Retype the whole listing, please, keeping every line exact and dropping the pictures.

START Data supplied

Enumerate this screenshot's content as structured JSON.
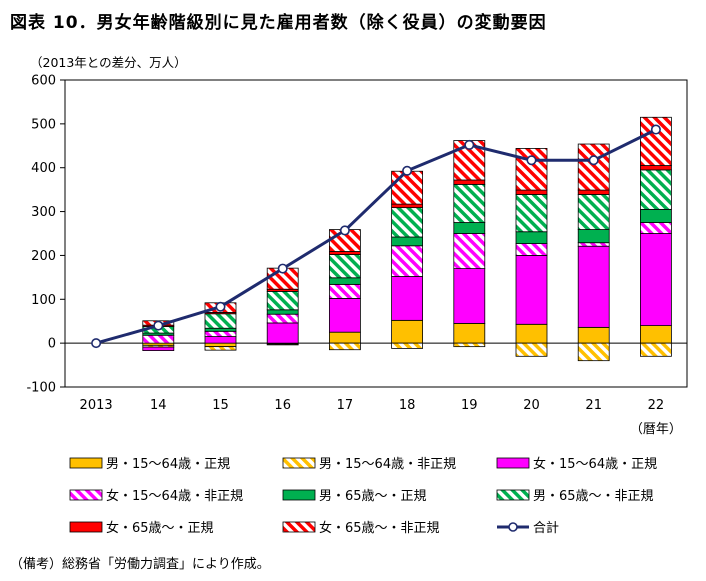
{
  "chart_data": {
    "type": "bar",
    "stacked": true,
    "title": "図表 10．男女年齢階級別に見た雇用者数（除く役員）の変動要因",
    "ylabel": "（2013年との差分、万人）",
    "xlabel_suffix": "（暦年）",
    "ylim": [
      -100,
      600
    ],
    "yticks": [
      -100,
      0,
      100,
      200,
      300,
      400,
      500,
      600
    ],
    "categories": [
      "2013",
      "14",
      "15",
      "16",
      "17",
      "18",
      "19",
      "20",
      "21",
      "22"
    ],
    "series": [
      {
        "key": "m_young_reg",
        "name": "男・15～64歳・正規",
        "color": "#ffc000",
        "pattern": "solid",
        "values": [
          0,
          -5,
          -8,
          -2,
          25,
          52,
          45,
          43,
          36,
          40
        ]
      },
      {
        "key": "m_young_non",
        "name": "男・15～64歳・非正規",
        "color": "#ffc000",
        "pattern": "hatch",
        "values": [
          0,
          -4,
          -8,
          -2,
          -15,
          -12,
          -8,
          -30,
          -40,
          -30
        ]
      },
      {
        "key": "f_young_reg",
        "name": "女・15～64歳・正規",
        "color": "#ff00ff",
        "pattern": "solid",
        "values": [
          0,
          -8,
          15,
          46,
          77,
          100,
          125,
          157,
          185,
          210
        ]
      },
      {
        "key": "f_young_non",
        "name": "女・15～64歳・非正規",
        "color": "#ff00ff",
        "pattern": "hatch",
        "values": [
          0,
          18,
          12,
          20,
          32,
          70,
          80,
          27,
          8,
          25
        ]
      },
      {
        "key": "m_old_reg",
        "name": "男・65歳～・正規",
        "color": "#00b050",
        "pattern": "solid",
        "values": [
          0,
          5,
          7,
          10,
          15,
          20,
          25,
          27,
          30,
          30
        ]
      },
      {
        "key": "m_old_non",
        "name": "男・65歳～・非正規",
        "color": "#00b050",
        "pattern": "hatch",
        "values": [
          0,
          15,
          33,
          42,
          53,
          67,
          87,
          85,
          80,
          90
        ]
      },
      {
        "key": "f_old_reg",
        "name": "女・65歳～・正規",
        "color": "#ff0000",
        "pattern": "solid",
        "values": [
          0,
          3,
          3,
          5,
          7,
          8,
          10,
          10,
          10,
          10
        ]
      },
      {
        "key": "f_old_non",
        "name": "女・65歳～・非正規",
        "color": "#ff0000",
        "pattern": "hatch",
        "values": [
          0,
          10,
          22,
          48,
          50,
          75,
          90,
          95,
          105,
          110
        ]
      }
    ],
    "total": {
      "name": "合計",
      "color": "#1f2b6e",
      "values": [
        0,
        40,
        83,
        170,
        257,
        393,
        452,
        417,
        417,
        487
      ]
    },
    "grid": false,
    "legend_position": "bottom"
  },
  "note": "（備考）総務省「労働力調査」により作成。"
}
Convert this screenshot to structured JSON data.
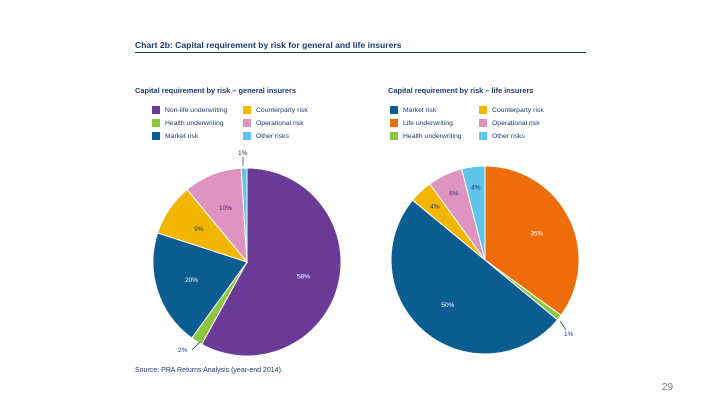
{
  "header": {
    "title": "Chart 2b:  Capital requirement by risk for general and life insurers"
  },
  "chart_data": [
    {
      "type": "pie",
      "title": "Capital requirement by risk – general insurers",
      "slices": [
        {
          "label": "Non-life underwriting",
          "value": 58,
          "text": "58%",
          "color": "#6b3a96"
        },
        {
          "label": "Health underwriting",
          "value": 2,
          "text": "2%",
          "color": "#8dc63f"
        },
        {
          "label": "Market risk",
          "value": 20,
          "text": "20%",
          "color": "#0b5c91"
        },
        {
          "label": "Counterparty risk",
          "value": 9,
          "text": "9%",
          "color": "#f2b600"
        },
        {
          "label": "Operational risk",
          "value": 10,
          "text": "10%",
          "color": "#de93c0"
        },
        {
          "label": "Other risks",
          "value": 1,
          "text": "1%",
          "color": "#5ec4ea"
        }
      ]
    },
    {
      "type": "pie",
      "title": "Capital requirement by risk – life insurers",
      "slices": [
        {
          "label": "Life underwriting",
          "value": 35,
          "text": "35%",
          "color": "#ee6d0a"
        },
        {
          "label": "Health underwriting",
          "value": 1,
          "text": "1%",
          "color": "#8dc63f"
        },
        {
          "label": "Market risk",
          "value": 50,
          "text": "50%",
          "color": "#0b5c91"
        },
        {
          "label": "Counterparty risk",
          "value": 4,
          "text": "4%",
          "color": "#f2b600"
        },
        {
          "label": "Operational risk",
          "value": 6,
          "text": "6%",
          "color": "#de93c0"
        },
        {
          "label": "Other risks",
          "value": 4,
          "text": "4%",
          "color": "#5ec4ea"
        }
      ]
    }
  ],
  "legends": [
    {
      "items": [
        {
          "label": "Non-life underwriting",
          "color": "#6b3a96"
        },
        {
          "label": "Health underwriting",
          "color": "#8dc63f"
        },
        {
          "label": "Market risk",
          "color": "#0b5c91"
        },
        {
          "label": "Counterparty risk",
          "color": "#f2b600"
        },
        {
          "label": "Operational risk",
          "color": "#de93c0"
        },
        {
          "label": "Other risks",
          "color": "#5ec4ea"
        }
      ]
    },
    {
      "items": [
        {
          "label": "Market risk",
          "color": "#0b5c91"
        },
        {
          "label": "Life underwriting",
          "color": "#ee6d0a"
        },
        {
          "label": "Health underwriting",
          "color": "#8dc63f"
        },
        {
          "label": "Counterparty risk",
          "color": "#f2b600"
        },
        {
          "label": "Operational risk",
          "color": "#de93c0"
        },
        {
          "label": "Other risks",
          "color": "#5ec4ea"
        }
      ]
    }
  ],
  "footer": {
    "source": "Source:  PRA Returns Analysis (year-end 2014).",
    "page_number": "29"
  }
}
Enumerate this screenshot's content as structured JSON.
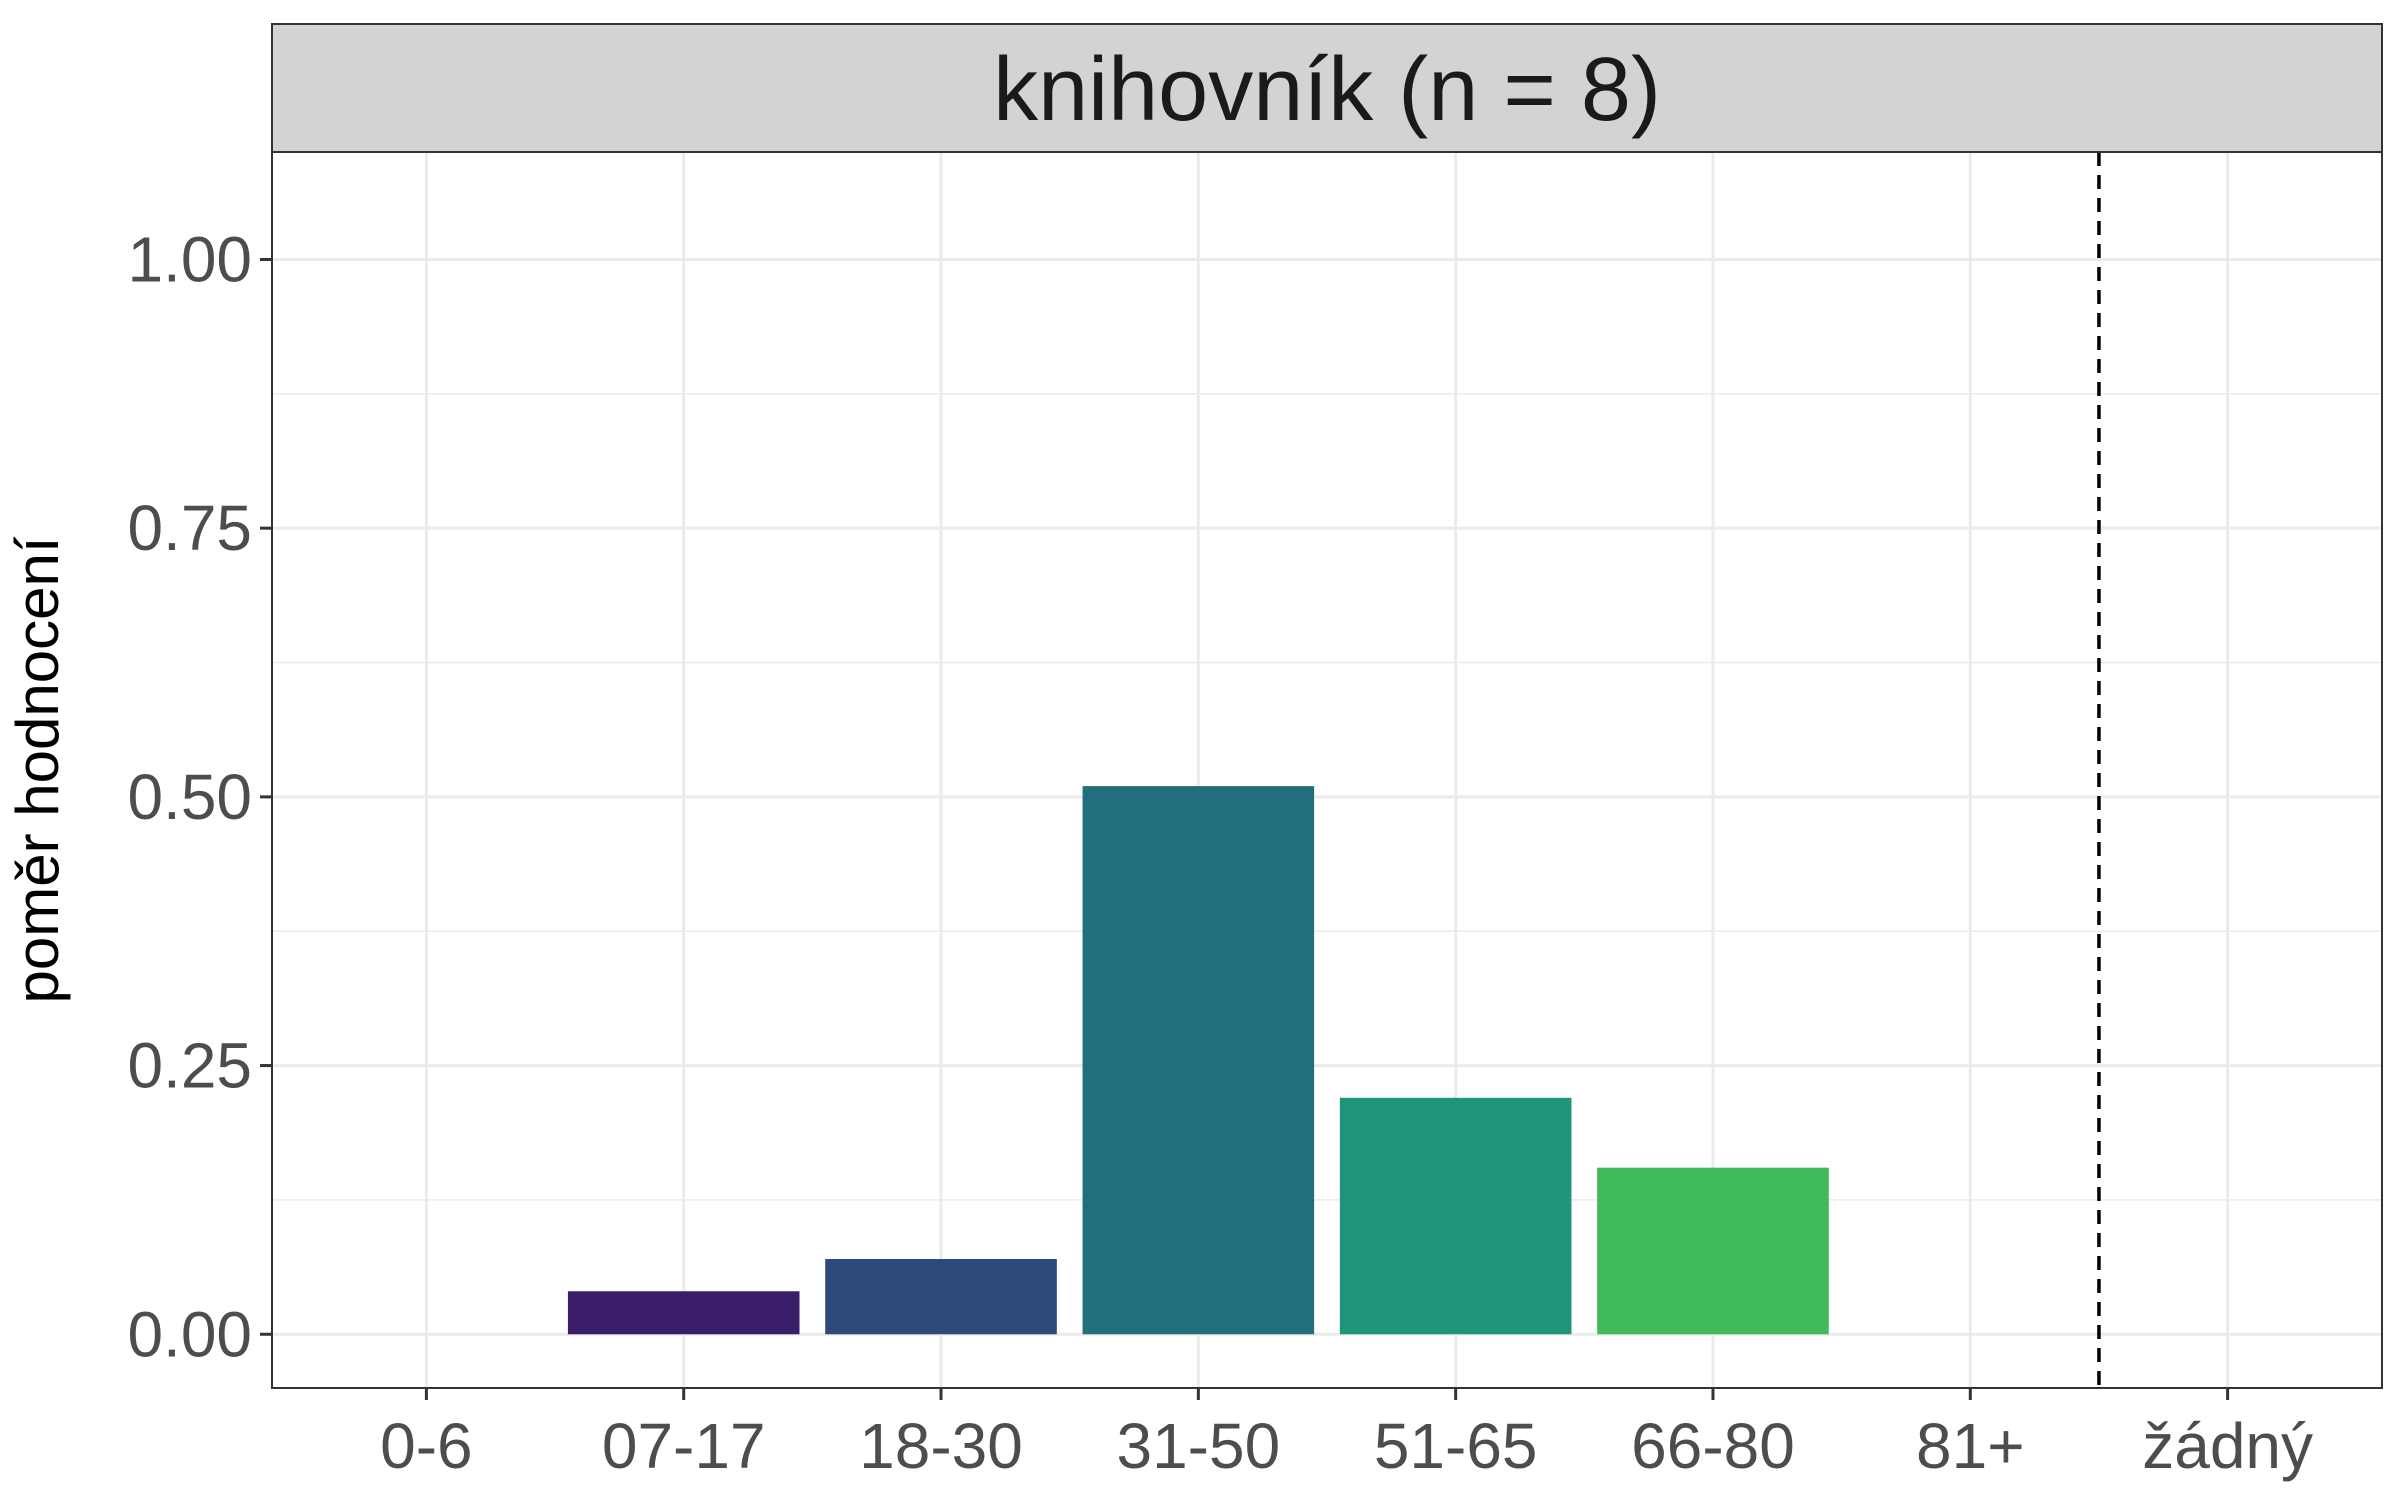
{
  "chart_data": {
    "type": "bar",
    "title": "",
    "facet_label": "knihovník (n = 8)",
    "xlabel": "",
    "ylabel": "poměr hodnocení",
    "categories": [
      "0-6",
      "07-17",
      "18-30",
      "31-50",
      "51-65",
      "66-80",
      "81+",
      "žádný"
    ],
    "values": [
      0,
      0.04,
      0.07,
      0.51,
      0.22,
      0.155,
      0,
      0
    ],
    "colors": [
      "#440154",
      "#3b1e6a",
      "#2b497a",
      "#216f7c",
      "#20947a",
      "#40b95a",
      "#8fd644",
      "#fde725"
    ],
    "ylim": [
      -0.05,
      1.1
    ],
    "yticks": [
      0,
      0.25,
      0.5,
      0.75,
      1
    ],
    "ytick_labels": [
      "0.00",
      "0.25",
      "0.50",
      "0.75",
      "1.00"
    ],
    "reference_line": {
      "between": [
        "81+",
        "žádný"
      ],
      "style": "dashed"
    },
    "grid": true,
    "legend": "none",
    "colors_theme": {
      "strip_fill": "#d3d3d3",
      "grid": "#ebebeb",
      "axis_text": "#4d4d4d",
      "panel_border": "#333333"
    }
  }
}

END Data supplied

## Complete answer
Enumerate this screenshot's content as structured JSON.
{
  "chart_data": {
    "type": "bar",
    "stacked": true,
    "title": "図表 10．男女年齢階級別に見た雇用者数（除く役員）の変動要因",
    "ylabel": "（2013年との差分、万人）",
    "xlabel_suffix": "（暦年）",
    "ylim": [
      -100,
      600
    ],
    "yticks": [
      -100,
      0,
      100,
      200,
      300,
      400,
      500,
      600
    ],
    "categories": [
      "2013",
      "14",
      "15",
      "16",
      "17",
      "18",
      "19",
      "20",
      "21",
      "22"
    ],
    "series": [
      {
        "key": "m_young_reg",
        "name": "男・15～64歳・正規",
        "color": "#ffc000",
        "pattern": "solid",
        "values": [
          0,
          -5,
          -8,
          -2,
          25,
          52,
          45,
          43,
          36,
          40
        ]
      },
      {
        "key": "m_young_non",
        "name": "男・15～64歳・非正規",
        "color": "#ffc000",
        "pattern": "hatch",
        "values": [
          0,
          -4,
          -8,
          -2,
          -15,
          -12,
          -8,
          -30,
          -40,
          -30
        ]
      },
      {
        "key": "f_young_reg",
        "name": "女・15～64歳・正規",
        "color": "#ff00ff",
        "pattern": "solid",
        "values": [
          0,
          -8,
          15,
          46,
          77,
          100,
          125,
          157,
          185,
          210
        ]
      },
      {
        "key": "f_young_non",
        "name": "女・15～64歳・非正規",
        "color": "#ff00ff",
        "pattern": "hatch",
        "values": [
          0,
          18,
          12,
          20,
          32,
          70,
          80,
          27,
          8,
          25
        ]
      },
      {
        "key": "m_old_reg",
        "name": "男・65歳～・正規",
        "color": "#00b050",
        "pattern": "solid",
        "values": [
          0,
          5,
          7,
          10,
          15,
          20,
          25,
          27,
          30,
          30
        ]
      },
      {
        "key": "m_old_non",
        "name": "男・65歳～・非正規",
        "color": "#00b050",
        "pattern": "hatch",
        "values": [
          0,
          15,
          33,
          42,
          53,
          67,
          87,
          85,
          80,
          90
        ]
      },
      {
        "key": "f_old_reg",
        "name": "女・65歳～・正規",
        "color": "#ff0000",
        "pattern": "solid",
        "values": [
          0,
          3,
          3,
          5,
          7,
          8,
          10,
          10,
          10,
          10
        ]
      },
      {
        "key": "f_old_non",
        "name": "女・65歳～・非正規",
        "color": "#ff0000",
        "pattern": "hatch",
        "values": [
          0,
          10,
          22,
          48,
          50,
          75,
          90,
          95,
          105,
          110
        ]
      }
    ],
    "total": {
      "name": "合計",
      "color": "#1f2b6e",
      "values": [
        0,
        40,
        83,
        170,
        257,
        393,
        452,
        417,
        417,
        487
      ]
    },
    "grid": false,
    "legend_position": "bottom"
  },
  "note": "（備考）総務省「労働力調査」により作成。"
}
Convert this screenshot to structured JSON data.
{
  "header": {
    "title": "Chart 2b:  Capital requirement by risk for general and life insurers"
  },
  "chart_data": [
    {
      "type": "pie",
      "title": "Capital requirement by risk – general insurers",
      "slices": [
        {
          "label": "Non-life underwriting",
          "value": 58,
          "text": "58%",
          "color": "#6b3a96"
        },
        {
          "label": "Health underwriting",
          "value": 2,
          "text": "2%",
          "color": "#8dc63f"
        },
        {
          "label": "Market risk",
          "value": 20,
          "text": "20%",
          "color": "#0b5c91"
        },
        {
          "label": "Counterparty risk",
          "value": 9,
          "text": "9%",
          "color": "#f2b600"
        },
        {
          "label": "Operational risk",
          "value": 10,
          "text": "10%",
          "color": "#de93c0"
        },
        {
          "label": "Other risks",
          "value": 1,
          "text": "1%",
          "color": "#5ec4ea"
        }
      ]
    },
    {
      "type": "pie",
      "title": "Capital requirement by risk – life insurers",
      "slices": [
        {
          "label": "Life underwriting",
          "value": 35,
          "text": "35%",
          "color": "#ee6d0a"
        },
        {
          "label": "Health underwriting",
          "value": 1,
          "text": "1%",
          "color": "#8dc63f"
        },
        {
          "label": "Market risk",
          "value": 50,
          "text": "50%",
          "color": "#0b5c91"
        },
        {
          "label": "Counterparty risk",
          "value": 4,
          "text": "4%",
          "color": "#f2b600"
        },
        {
          "label": "Operational risk",
          "value": 6,
          "text": "6%",
          "color": "#de93c0"
        },
        {
          "label": "Other risks",
          "value": 4,
          "text": "4%",
          "color": "#5ec4ea"
        }
      ]
    }
  ],
  "legends": [
    {
      "items": [
        {
          "label": "Non-life underwriting",
          "color": "#6b3a96"
        },
        {
          "label": "Health underwriting",
          "color": "#8dc63f"
        },
        {
          "label": "Market risk",
          "color": "#0b5c91"
        },
        {
          "label": "Counterparty risk",
          "color": "#f2b600"
        },
        {
          "label": "Operational risk",
          "color": "#de93c0"
        },
        {
          "label": "Other risks",
          "color": "#5ec4ea"
        }
      ]
    },
    {
      "items": [
        {
          "label": "Market risk",
          "color": "#0b5c91"
        },
        {
          "label": "Life underwriting",
          "color": "#ee6d0a"
        },
        {
          "label": "Health underwriting",
          "color": "#8dc63f"
        },
        {
          "label": "Counterparty risk",
          "color": "#f2b600"
        },
        {
          "label": "Operational risk",
          "color": "#de93c0"
        },
        {
          "label": "Other risks",
          "color": "#5ec4ea"
        }
      ]
    }
  ],
  "footer": {
    "source": "Source:  PRA Returns Analysis (year-end 2014).",
    "page_number": "29"
  }
}
Enumerate this screenshot's content as structured JSON.
{
  "chart_data": {
    "type": "bar",
    "title": "",
    "facet_label": "knihovník (n = 8)",
    "xlabel": "",
    "ylabel": "poměr hodnocení",
    "categories": [
      "0-6",
      "07-17",
      "18-30",
      "31-50",
      "51-65",
      "66-80",
      "81+",
      "žádný"
    ],
    "values": [
      0,
      0.04,
      0.07,
      0.51,
      0.22,
      0.155,
      0,
      0
    ],
    "colors": [
      "#440154",
      "#3b1e6a",
      "#2b497a",
      "#216f7c",
      "#20947a",
      "#40b95a",
      "#8fd644",
      "#fde725"
    ],
    "ylim": [
      -0.05,
      1.1
    ],
    "yticks": [
      0,
      0.25,
      0.5,
      0.75,
      1
    ],
    "ytick_labels": [
      "0.00",
      "0.25",
      "0.50",
      "0.75",
      "1.00"
    ],
    "reference_line": {
      "between": [
        "81+",
        "žádný"
      ],
      "style": "dashed"
    },
    "grid": true,
    "legend": "none",
    "colors_theme": {
      "strip_fill": "#d3d3d3",
      "grid": "#ebebeb",
      "axis_text": "#4d4d4d",
      "panel_border": "#333333"
    }
  }
}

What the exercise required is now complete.